:: RAW DATA ::
========================

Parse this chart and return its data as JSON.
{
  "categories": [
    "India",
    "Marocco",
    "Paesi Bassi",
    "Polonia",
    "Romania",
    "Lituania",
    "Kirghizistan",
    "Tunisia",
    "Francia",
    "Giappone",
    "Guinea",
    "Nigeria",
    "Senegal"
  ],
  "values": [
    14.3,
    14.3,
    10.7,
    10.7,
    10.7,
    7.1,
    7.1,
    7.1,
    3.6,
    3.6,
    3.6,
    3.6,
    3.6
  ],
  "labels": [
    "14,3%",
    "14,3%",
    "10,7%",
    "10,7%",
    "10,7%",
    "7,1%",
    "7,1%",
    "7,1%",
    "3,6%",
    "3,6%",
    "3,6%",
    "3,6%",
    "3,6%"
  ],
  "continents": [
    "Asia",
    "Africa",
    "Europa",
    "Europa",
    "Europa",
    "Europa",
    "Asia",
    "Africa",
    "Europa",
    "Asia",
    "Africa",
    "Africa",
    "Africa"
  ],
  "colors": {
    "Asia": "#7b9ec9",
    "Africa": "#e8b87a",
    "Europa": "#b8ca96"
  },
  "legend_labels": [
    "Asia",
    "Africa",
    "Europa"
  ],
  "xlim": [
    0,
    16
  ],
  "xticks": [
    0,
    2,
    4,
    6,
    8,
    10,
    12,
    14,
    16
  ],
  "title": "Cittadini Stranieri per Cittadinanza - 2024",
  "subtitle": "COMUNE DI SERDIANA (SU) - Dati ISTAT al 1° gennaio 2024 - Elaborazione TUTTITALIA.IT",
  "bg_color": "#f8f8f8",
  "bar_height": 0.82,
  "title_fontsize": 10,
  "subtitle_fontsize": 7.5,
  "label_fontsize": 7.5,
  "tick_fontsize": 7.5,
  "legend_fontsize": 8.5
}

========================

Write the material out again in its entirety, exactly as shown.

:: OUTPUT BELOW ::
Parse this chart and return its data as JSON.
{
  "categories": [
    "India",
    "Marocco",
    "Paesi Bassi",
    "Polonia",
    "Romania",
    "Lituania",
    "Kirghizistan",
    "Tunisia",
    "Francia",
    "Giappone",
    "Guinea",
    "Nigeria",
    "Senegal"
  ],
  "values": [
    14.3,
    14.3,
    10.7,
    10.7,
    10.7,
    7.1,
    7.1,
    7.1,
    3.6,
    3.6,
    3.6,
    3.6,
    3.6
  ],
  "labels": [
    "14,3%",
    "14,3%",
    "10,7%",
    "10,7%",
    "10,7%",
    "7,1%",
    "7,1%",
    "7,1%",
    "3,6%",
    "3,6%",
    "3,6%",
    "3,6%",
    "3,6%"
  ],
  "continents": [
    "Asia",
    "Africa",
    "Europa",
    "Europa",
    "Europa",
    "Europa",
    "Asia",
    "Africa",
    "Europa",
    "Asia",
    "Africa",
    "Africa",
    "Africa"
  ],
  "colors": {
    "Asia": "#7b9ec9",
    "Africa": "#e8b87a",
    "Europa": "#b8ca96"
  },
  "legend_labels": [
    "Asia",
    "Africa",
    "Europa"
  ],
  "xlim": [
    0,
    16
  ],
  "xticks": [
    0,
    2,
    4,
    6,
    8,
    10,
    12,
    14,
    16
  ],
  "title": "Cittadini Stranieri per Cittadinanza - 2024",
  "subtitle": "COMUNE DI SERDIANA (SU) - Dati ISTAT al 1° gennaio 2024 - Elaborazione TUTTITALIA.IT",
  "bg_color": "#f8f8f8",
  "bar_height": 0.82,
  "title_fontsize": 10,
  "subtitle_fontsize": 7.5,
  "label_fontsize": 7.5,
  "tick_fontsize": 7.5,
  "legend_fontsize": 8.5
}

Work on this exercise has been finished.